#### RECORD EXCERPTS

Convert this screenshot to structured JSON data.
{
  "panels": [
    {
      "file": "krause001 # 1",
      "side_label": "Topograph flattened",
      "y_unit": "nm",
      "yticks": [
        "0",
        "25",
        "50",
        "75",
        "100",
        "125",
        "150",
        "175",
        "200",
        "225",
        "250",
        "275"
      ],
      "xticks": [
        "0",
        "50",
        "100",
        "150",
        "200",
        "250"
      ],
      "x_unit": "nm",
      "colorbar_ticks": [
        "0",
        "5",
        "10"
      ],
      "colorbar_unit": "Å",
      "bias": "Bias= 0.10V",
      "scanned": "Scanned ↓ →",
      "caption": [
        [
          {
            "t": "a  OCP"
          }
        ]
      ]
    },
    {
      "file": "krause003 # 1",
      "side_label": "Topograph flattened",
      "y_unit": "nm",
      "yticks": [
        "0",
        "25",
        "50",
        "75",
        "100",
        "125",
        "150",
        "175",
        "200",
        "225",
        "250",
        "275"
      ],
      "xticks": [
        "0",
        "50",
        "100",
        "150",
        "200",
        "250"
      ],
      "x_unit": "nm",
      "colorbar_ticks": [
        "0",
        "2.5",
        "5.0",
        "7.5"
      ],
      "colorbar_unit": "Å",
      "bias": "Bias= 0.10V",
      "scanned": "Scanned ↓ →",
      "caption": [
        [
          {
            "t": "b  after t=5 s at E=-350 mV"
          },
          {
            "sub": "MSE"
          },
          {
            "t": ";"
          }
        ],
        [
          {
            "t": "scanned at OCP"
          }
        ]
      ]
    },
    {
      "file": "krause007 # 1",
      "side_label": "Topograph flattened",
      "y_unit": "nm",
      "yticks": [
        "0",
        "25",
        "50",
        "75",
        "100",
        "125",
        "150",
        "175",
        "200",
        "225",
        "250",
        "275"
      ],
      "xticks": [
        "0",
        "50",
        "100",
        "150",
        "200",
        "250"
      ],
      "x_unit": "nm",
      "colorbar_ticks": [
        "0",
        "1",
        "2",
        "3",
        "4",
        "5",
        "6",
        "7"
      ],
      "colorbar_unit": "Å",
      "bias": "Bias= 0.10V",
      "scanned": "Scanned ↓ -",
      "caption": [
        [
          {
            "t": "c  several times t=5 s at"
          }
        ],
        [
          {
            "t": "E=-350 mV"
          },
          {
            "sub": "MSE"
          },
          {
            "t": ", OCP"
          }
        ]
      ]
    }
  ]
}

########

Write out the records shown above, exactly as they appear.

Convert this screenshot to structured JSON data.
{
  "panels": [
    {
      "file": "krause001 # 1",
      "side_label": "Topograph flattened",
      "y_unit": "nm",
      "yticks": [
        "0",
        "25",
        "50",
        "75",
        "100",
        "125",
        "150",
        "175",
        "200",
        "225",
        "250",
        "275"
      ],
      "xticks": [
        "0",
        "50",
        "100",
        "150",
        "200",
        "250"
      ],
      "x_unit": "nm",
      "colorbar_ticks": [
        "0",
        "5",
        "10"
      ],
      "colorbar_unit": "Å",
      "bias": "Bias= 0.10V",
      "scanned": "Scanned ↓ →",
      "caption": [
        [
          {
            "t": "a  OCP"
          }
        ]
      ]
    },
    {
      "file": "krause003 # 1",
      "side_label": "Topograph flattened",
      "y_unit": "nm",
      "yticks": [
        "0",
        "25",
        "50",
        "75",
        "100",
        "125",
        "150",
        "175",
        "200",
        "225",
        "250",
        "275"
      ],
      "xticks": [
        "0",
        "50",
        "100",
        "150",
        "200",
        "250"
      ],
      "x_unit": "nm",
      "colorbar_ticks": [
        "0",
        "2.5",
        "5.0",
        "7.5"
      ],
      "colorbar_unit": "Å",
      "bias": "Bias= 0.10V",
      "scanned": "Scanned ↓ →",
      "caption": [
        [
          {
            "t": "b  after t=5 s at E=-350 mV"
          },
          {
            "sub": "MSE"
          },
          {
            "t": ";"
          }
        ],
        [
          {
            "t": "scanned at OCP"
          }
        ]
      ]
    },
    {
      "file": "krause007 # 1",
      "side_label": "Topograph flattened",
      "y_unit": "nm",
      "yticks": [
        "0",
        "25",
        "50",
        "75",
        "100",
        "125",
        "150",
        "175",
        "200",
        "225",
        "250",
        "275"
      ],
      "xticks": [
        "0",
        "50",
        "100",
        "150",
        "200",
        "250"
      ],
      "x_unit": "nm",
      "colorbar_ticks": [
        "0",
        "1",
        "2",
        "3",
        "4",
        "5",
        "6",
        "7"
      ],
      "colorbar_unit": "Å",
      "bias": "Bias= 0.10V",
      "scanned": "Scanned ↓ -",
      "caption": [
        [
          {
            "t": "c  several times t=5 s at"
          }
        ],
        [
          {
            "t": "E=-350 mV"
          },
          {
            "sub": "MSE"
          },
          {
            "t": ", OCP"
          }
        ]
      ]
    }
  ]
}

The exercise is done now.